◆ TASK INSTRUCTIONS:
All entries should be output exactly as they stand.

===============

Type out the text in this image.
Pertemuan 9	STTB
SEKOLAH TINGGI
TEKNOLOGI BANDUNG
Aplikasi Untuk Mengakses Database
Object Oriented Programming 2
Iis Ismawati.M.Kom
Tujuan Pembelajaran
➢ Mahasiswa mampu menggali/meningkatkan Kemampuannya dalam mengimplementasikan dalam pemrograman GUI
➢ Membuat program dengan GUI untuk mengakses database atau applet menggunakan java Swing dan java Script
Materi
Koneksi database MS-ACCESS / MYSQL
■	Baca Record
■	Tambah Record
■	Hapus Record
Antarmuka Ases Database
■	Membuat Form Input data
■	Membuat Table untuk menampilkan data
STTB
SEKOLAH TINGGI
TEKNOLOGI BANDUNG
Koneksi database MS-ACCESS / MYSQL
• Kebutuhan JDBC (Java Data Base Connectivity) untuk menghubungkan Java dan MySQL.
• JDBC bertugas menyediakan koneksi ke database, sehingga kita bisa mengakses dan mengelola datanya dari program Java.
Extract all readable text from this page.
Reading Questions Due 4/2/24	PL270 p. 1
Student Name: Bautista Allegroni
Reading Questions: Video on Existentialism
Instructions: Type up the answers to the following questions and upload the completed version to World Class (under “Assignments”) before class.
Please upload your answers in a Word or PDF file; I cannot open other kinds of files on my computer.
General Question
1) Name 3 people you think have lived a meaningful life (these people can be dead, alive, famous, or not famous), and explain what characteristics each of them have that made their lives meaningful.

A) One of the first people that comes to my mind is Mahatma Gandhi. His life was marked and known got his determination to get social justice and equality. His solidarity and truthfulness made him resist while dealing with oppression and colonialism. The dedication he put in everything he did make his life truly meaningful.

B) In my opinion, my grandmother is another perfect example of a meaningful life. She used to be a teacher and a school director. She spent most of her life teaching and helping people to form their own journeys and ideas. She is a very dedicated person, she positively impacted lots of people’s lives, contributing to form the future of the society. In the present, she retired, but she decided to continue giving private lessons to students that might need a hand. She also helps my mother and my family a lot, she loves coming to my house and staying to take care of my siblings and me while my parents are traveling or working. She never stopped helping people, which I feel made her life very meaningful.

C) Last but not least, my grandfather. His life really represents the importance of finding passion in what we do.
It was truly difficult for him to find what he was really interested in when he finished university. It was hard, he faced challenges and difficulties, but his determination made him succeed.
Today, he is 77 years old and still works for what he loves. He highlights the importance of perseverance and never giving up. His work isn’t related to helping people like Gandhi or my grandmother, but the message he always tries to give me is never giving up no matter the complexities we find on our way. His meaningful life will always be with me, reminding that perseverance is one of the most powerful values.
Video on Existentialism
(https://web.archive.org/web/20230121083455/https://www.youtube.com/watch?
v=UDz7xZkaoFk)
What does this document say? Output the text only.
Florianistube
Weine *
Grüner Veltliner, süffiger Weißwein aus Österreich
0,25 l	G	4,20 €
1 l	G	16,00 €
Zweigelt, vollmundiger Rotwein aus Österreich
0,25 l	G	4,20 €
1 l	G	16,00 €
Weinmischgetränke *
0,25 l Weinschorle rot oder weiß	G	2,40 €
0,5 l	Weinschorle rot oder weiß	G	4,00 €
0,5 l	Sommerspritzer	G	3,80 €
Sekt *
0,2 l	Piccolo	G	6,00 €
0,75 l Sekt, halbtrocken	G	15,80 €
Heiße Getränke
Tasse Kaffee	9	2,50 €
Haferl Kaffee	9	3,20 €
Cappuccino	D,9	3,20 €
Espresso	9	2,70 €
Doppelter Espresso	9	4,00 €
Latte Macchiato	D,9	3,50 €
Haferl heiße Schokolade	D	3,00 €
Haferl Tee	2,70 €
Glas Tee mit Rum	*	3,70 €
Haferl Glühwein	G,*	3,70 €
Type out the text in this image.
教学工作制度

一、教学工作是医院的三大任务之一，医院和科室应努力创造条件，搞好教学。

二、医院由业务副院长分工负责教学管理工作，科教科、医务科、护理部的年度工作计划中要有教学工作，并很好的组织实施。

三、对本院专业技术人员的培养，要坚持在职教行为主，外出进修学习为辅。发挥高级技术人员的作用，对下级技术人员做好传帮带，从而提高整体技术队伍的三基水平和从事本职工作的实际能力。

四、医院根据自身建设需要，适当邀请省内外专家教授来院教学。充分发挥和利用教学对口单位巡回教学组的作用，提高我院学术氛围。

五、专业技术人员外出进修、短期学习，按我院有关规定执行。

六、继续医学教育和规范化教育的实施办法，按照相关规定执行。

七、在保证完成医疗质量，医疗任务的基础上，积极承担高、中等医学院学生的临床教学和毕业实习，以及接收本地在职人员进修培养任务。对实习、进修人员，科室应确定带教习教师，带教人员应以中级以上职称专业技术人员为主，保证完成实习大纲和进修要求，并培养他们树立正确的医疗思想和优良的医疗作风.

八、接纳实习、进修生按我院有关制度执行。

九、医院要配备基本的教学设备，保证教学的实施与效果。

===============

◆ RESULT OF THE TASK:
Type out the text in this image.
Pertemuan 9	STTB
SEKOLAH TINGGI
TEKNOLOGI BANDUNG
Aplikasi Untuk Mengakses Database
Object Oriented Programming 2
Iis Ismawati.M.Kom
Tujuan Pembelajaran
➢ Mahasiswa mampu menggali/meningkatkan Kemampuannya dalam mengimplementasikan dalam pemrograman GUI
➢ Membuat program dengan GUI untuk mengakses database atau applet menggunakan java Swing dan java Script
Materi
Koneksi database MS-ACCESS / MYSQL
■	Baca Record
■	Tambah Record
■	Hapus Record
Antarmuka Ases Database
■	Membuat Form Input data
■	Membuat Table untuk menampilkan data
STTB
SEKOLAH TINGGI
TEKNOLOGI BANDUNG
Koneksi database MS-ACCESS / MYSQL
• Kebutuhan JDBC (Java Data Base Connectivity) untuk menghubungkan Java dan MySQL.
• JDBC bertugas menyediakan koneksi ke database, sehingga kita bisa mengakses dan mengelola datanya dari program Java.
Extract all readable text from this page.
Reading Questions Due 4/2/24	PL270 p. 1
Student Name: Bautista Allegroni
Reading Questions: Video on Existentialism
Instructions: Type up the answers to the following questions and upload the completed version to World Class (under “Assignments”) before class.
Please upload your answers in a Word or PDF file; I cannot open other kinds of files on my computer.
General Question
1) Name 3 people you think have lived a meaningful life (these people can be dead, alive, famous, or not famous), and explain what characteristics each of them have that made their lives meaningful.

A) One of the first people that comes to my mind is Mahatma Gandhi. His life was marked and known got his determination to get social justice and equality. His solidarity and truthfulness made him resist while dealing with oppression and colonialism. The dedication he put in everything he did make his life truly meaningful.

B) In my opinion, my grandmother is another perfect example of a meaningful life. She used to be a teacher and a school director. She spent most of her life teaching and helping people to form their own journeys and ideas. She is a very dedicated person, she positively impacted lots of people’s lives, contributing to form the future of the society. In the present, she retired, but she decided to continue giving private lessons to students that might need a hand. She also helps my mother and my family a lot, she loves coming to my house and staying to take care of my siblings and me while my parents are traveling or working. She never stopped helping people, which I feel made her life very meaningful.

C) Last but not least, my grandfather. His life really represents the importance of finding passion in what we do.
It was truly difficult for him to find what he was really interested in when he finished university. It was hard, he faced challenges and difficulties, but his determination made him succeed.
Today, he is 77 years old and still works for what he loves. He highlights the importance of perseverance and never giving up. His work isn’t related to helping people like Gandhi or my grandmother, but the message he always tries to give me is never giving up no matter the complexities we find on our way. His meaningful life will always be with me, reminding that perseverance is one of the most powerful values.
Video on Existentialism
(https://web.archive.org/web/20230121083455/https://www.youtube.com/watch?
v=UDz7xZkaoFk)
What does this document say? Output the text only.
Florianistube
Weine *
Grüner Veltliner, süffiger Weißwein aus Österreich
0,25 l	G	4,20 €
1 l	G	16,00 €
Zweigelt, vollmundiger Rotwein aus Österreich
0,25 l	G	4,20 €
1 l	G	16,00 €
Weinmischgetränke *
0,25 l Weinschorle rot oder weiß	G	2,40 €
0,5 l	Weinschorle rot oder weiß	G	4,00 €
0,5 l	Sommerspritzer	G	3,80 €
Sekt *
0,2 l	Piccolo	G	6,00 €
0,75 l Sekt, halbtrocken	G	15,80 €
Heiße Getränke
Tasse Kaffee	9	2,50 €
Haferl Kaffee	9	3,20 €
Cappuccino	D,9	3,20 €
Espresso	9	2,70 €
Doppelter Espresso	9	4,00 €
Latte Macchiato	D,9	3,50 €
Haferl heiße Schokolade	D	3,00 €
Haferl Tee	2,70 €
Glas Tee mit Rum	*	3,70 €
Haferl Glühwein	G,*	3,70 €
Type out the text in this image.
教学工作制度

一、教学工作是医院的三大任务之一，医院和科室应努力创造条件，搞好教学。

二、医院由业务副院长分工负责教学管理工作，科教科、医务科、护理部的年度工作计划中要有教学工作，并很好的组织实施。

三、对本院专业技术人员的培养，要坚持在职教行为主，外出进修学习为辅。发挥高级技术人员的作用，对下级技术人员做好传帮带，从而提高整体技术队伍的三基水平和从事本职工作的实际能力。

四、医院根据自身建设需要，适当邀请省内外专家教授来院教学。充分发挥和利用教学对口单位巡回教学组的作用，提高我院学术氛围。

五、专业技术人员外出进修、短期学习，按我院有关规定执行。

六、继续医学教育和规范化教育的实施办法，按照相关规定执行。

七、在保证完成医疗质量，医疗任务的基础上，积极承担高、中等医学院学生的临床教学和毕业实习，以及接收本地在职人员进修培养任务。对实习、进修人员，科室应确定带教习教师，带教人员应以中级以上职称专业技术人员为主，保证完成实习大纲和进修要求，并培养他们树立正确的医疗思想和优良的医疗作风.

八、接纳实习、进修生按我院有关制度执行。

九、医院要配备基本的教学设备，保证教学的实施与效果。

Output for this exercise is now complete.